→ **Page excerpt**:
Some Thoughts on the New Little Women Movie

Some Thoughts on the New Little Women Movie January 2, 2020

I saw the new Little Women movie this week, and I thoroughly enjoyed it! It was beautifully made, it drew me in immediately, it made me actually like Amy, and it focused less on marriage and becoming wives than it did on navigating the world as a woman—Amy delivers some of the best speeches in this vein—and on figuring out what one wants in life. I loved it.

In talking with friends, though, I quickly learned that there were going to be a diversity of opinions on this movie. If you didn’t like it that’s fine! Many viewer’s opinions—mine included—are also going to be influenced by an ongoing attachment to the 1994 version. In this post, I want to share a few of my thoughts on the movie, and then open the floor to other’s reactions as well.

Quick word of warning—there will be spoilers after the break!

I’ll start with a few things I loved.

The film started with Jo as an adult, living in New York, and then alternated between the four sisters’ adult years and their childhood. Doing this made it clear from the outset that the story was a coming of age story focused on Jo, an aspiring writer. I’ve never seen another Little Women adaption do this. This switching back and forth also helped with the book’s vignette feeling, as it allowed the filmmakers to stick individual stories from the girls’ childhood into the story of their present where relevant.

This adaption also succeeded in making Amy genuinely likable. I’ve never been an Amy hater, but I’ve often found her annoying. I appreciated her candor—“I always knew I would marry rich”—but her motivations always felt self-centered. Less so here. Aunt March informs Amy early that it is her duty to marry well, and to support her whole family, providing context to Amy’s decisions. Amy in France gets a lot more screen time than in other adaptions, and I ended up feeling strongly for her—and admiring her.

→ **Record excerpts**:
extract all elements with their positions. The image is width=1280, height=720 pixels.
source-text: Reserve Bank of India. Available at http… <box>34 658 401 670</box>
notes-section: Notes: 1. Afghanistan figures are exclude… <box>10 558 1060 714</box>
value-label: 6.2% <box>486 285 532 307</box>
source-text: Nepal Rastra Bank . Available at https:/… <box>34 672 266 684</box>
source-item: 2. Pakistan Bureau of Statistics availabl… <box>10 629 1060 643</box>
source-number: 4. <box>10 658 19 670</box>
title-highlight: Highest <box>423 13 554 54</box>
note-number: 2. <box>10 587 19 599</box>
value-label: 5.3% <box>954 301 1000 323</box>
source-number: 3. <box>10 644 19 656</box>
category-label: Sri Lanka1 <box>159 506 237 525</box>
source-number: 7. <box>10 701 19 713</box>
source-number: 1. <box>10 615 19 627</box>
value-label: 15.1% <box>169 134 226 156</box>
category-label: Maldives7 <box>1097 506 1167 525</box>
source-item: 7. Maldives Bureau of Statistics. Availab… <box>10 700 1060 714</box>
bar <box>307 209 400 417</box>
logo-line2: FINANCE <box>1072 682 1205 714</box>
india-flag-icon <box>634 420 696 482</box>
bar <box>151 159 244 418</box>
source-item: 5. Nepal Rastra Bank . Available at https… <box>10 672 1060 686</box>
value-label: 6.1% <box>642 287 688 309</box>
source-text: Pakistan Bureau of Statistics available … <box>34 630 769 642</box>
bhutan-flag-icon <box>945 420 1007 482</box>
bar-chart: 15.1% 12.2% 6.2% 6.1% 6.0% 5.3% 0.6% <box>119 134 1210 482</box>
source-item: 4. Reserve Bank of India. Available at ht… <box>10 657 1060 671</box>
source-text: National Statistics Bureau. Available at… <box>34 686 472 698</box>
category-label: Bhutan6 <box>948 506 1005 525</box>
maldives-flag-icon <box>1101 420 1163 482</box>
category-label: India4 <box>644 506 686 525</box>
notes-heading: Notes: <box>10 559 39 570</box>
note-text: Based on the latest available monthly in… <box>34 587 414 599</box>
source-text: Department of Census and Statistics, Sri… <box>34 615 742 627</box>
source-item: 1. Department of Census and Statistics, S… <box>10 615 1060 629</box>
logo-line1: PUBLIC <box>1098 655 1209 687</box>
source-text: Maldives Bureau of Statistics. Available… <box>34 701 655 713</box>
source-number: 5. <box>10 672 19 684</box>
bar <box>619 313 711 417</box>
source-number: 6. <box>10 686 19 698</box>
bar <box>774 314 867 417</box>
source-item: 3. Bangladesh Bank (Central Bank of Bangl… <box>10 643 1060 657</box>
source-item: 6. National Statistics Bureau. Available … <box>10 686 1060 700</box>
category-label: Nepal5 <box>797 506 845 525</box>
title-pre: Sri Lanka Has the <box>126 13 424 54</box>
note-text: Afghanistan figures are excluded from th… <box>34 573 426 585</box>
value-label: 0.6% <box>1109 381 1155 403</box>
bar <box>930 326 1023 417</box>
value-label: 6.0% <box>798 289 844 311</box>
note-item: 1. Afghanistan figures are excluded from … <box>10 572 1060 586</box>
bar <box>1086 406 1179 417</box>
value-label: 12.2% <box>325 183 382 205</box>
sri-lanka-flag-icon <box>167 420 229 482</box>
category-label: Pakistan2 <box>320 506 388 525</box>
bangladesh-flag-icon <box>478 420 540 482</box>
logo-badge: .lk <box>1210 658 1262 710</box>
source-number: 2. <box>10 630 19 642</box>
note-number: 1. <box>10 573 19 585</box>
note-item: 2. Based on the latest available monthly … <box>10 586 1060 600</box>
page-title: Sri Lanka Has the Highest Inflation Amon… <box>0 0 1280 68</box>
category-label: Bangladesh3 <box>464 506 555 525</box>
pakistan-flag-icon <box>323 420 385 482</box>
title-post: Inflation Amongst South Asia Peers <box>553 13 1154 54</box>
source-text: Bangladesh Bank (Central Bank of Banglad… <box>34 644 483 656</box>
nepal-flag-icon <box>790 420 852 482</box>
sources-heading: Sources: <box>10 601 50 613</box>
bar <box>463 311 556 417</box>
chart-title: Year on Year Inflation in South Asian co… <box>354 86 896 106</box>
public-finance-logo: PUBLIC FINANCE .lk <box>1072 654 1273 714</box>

→ **What is needed**:
Answer these from the Little Women movie post:
1. Which earlier film version does the writer say shapes many viewers' opinions?
2. In what city is Jo living when the film opens on her adult life?
3. Who tells Amy that it is her duty to marry well?

→ **Task solution**:
1. The 1994 version.
2. New York.
3. Aunt March.